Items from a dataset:
• • • • •
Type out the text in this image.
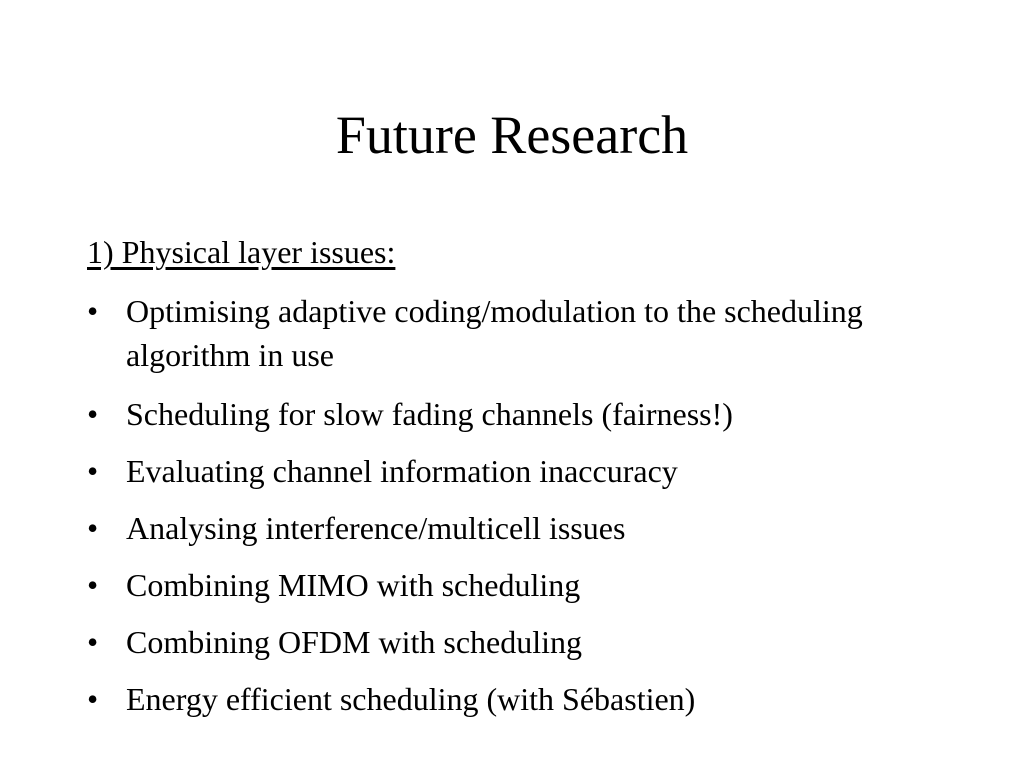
Future Research
1) Physical layer issues:
• Optimising adaptive coding/modulation to the scheduling algorithm in use
• Scheduling for slow fading channels (fairness!)
• Evaluating channel information inaccuracy
• Analysing interference/multicell issues
• Combining MIMO with scheduling
• Combining OFDM with scheduling
• Energy efficient scheduling (with Sébastien)
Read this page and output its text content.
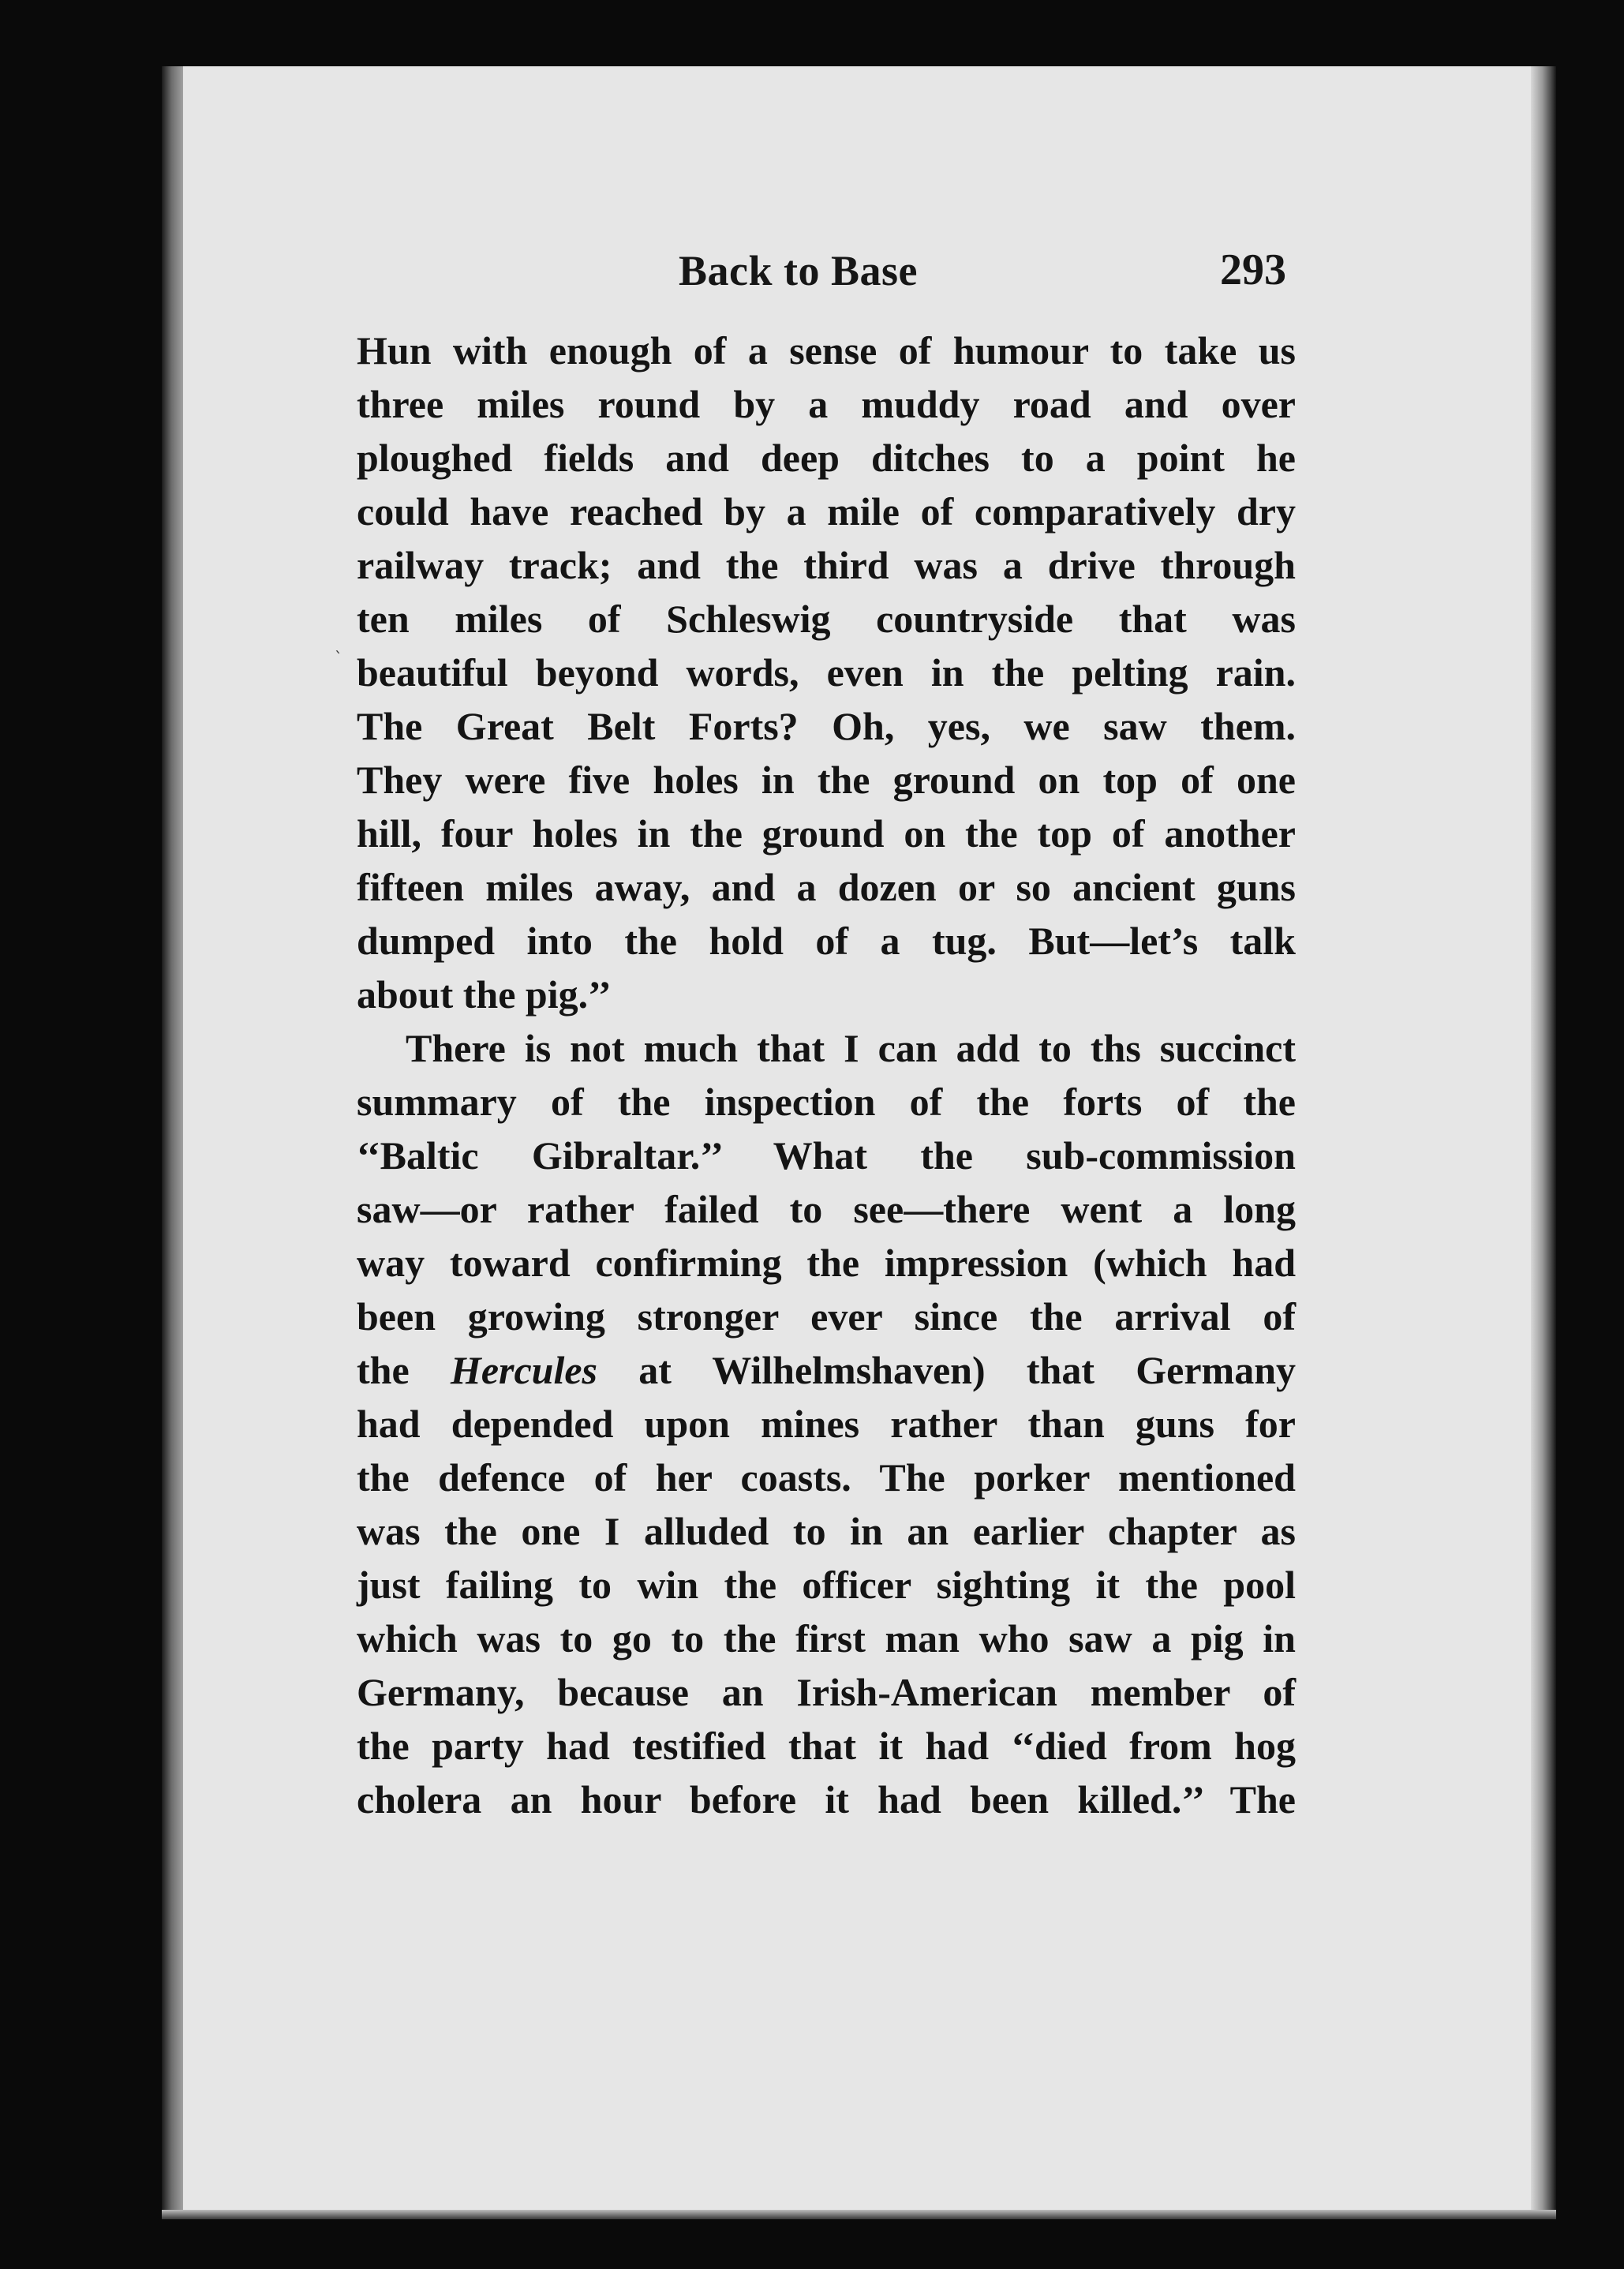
Back to Base	293
ˎ
Hun with enough of a sense of humour to take us
three miles round by a muddy road and over
ploughed fields and deep ditches to a point he
could have reached by a mile of comparatively dry
railway track; and the third was a drive through
ten miles of Schleswig countryside that was
beautiful beyond words, even in the pelting rain.
The Great Belt Forts? Oh, yes, we saw them.
They were five holes in the ground on top of one
hill, four holes in the ground on the top of another
fifteen miles away, and a dozen or so ancient guns
dumped into the hold of a tug. But—let’s talk
about the pig.’’
There is not much that I can add to ths succinct
summary of the inspection of the forts of the
‘‘Baltic Gibraltar.’’ What the sub-commission
saw—or rather failed to see—there went a long
way toward confirming the impression (which had
been growing stronger ever since the arrival of
the Hercules at Wilhelmshaven) that Germany
had depended upon mines rather than guns for
the defence of her coasts. The porker mentioned
was the one I alluded to in an earlier chapter as
just failing to win the officer sighting it the pool
which was to go to the first man who saw a pig in
Germany, because an Irish-American member of
the party had testified that it had ‘‘died from hog
cholera an hour before it had been killed.’’ The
• • • • •
Search the data above for lines holding "ground" and copy each of them.

They were five holes in the ground on top of one
hill, four holes in the ground on the top of another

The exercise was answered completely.